● Problem requirements
Leave out the images and repeat the listing below without a single change.

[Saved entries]
◇ ◇ ◇ ◇ ◇

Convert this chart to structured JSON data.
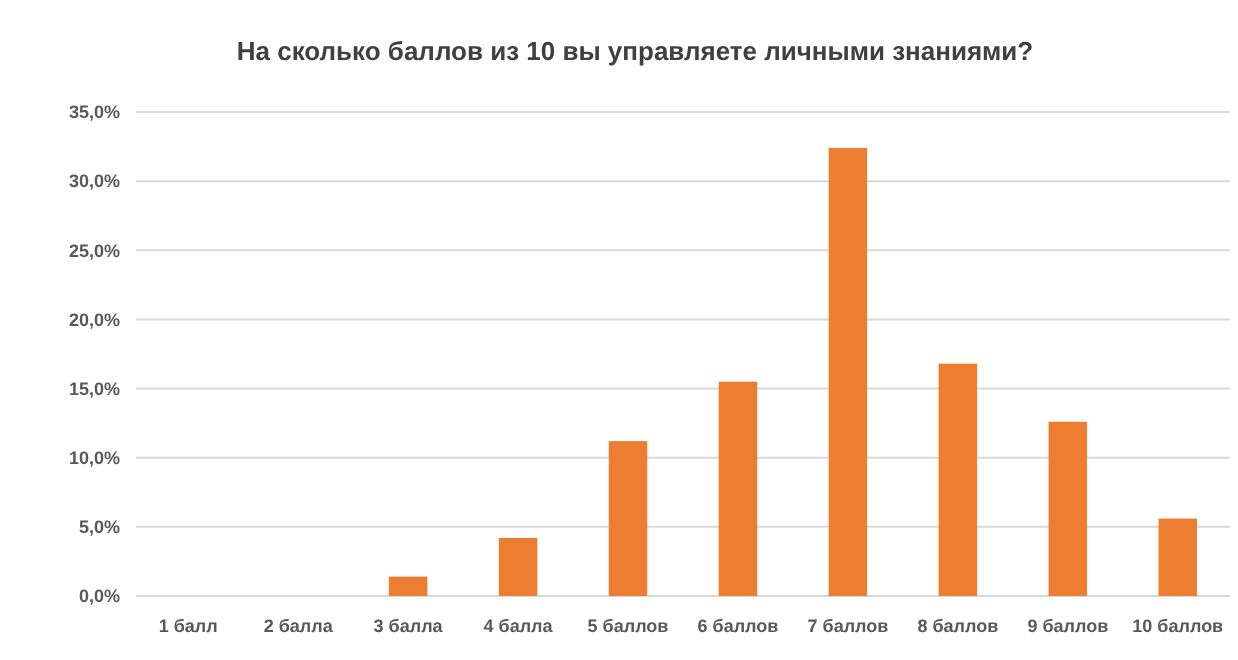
{
  "chart_data": {
    "type": "bar",
    "title": "На сколько баллов из 10 вы управляете личными знаниями?",
    "categories": [
      "1 балл",
      "2 балла",
      "3 балла",
      "4 балла",
      "5 баллов",
      "6 баллов",
      "7 баллов",
      "8 баллов",
      "9 баллов",
      "10 баллов"
    ],
    "values": [
      0,
      0,
      1.4,
      4.2,
      11.2,
      15.5,
      32.4,
      16.8,
      12.6,
      5.6
    ],
    "color": "#ed7d31",
    "ylim": [
      0,
      35
    ],
    "yticks": [
      {
        "value": 0,
        "label": "0,0%"
      },
      {
        "value": 5,
        "label": "5,0%"
      },
      {
        "value": 10,
        "label": "10,0%"
      },
      {
        "value": 15,
        "label": "15,0%"
      },
      {
        "value": 20,
        "label": "20,0%"
      },
      {
        "value": 25,
        "label": "25,0%"
      },
      {
        "value": 30,
        "label": "30,0%"
      },
      {
        "value": 35,
        "label": "35,0%"
      }
    ],
    "grid": "y"
  }
}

◇ ◇ ◇ ◇ ◇

● Task result
Convert this chart to structured JSON data.
{
  "chart_data": {
    "type": "bar",
    "title": "На сколько баллов из 10 вы управляете личными знаниями?",
    "categories": [
      "1 балл",
      "2 балла",
      "3 балла",
      "4 балла",
      "5 баллов",
      "6 баллов",
      "7 баллов",
      "8 баллов",
      "9 баллов",
      "10 баллов"
    ],
    "values": [
      0,
      0,
      1.4,
      4.2,
      11.2,
      15.5,
      32.4,
      16.8,
      12.6,
      5.6
    ],
    "color": "#ed7d31",
    "ylim": [
      0,
      35
    ],
    "yticks": [
      {
        "value": 0,
        "label": "0,0%"
      },
      {
        "value": 5,
        "label": "5,0%"
      },
      {
        "value": 10,
        "label": "10,0%"
      },
      {
        "value": 15,
        "label": "15,0%"
      },
      {
        "value": 20,
        "label": "20,0%"
      },
      {
        "value": 25,
        "label": "25,0%"
      },
      {
        "value": 30,
        "label": "30,0%"
      },
      {
        "value": 35,
        "label": "35,0%"
      }
    ],
    "grid": "y"
  }
}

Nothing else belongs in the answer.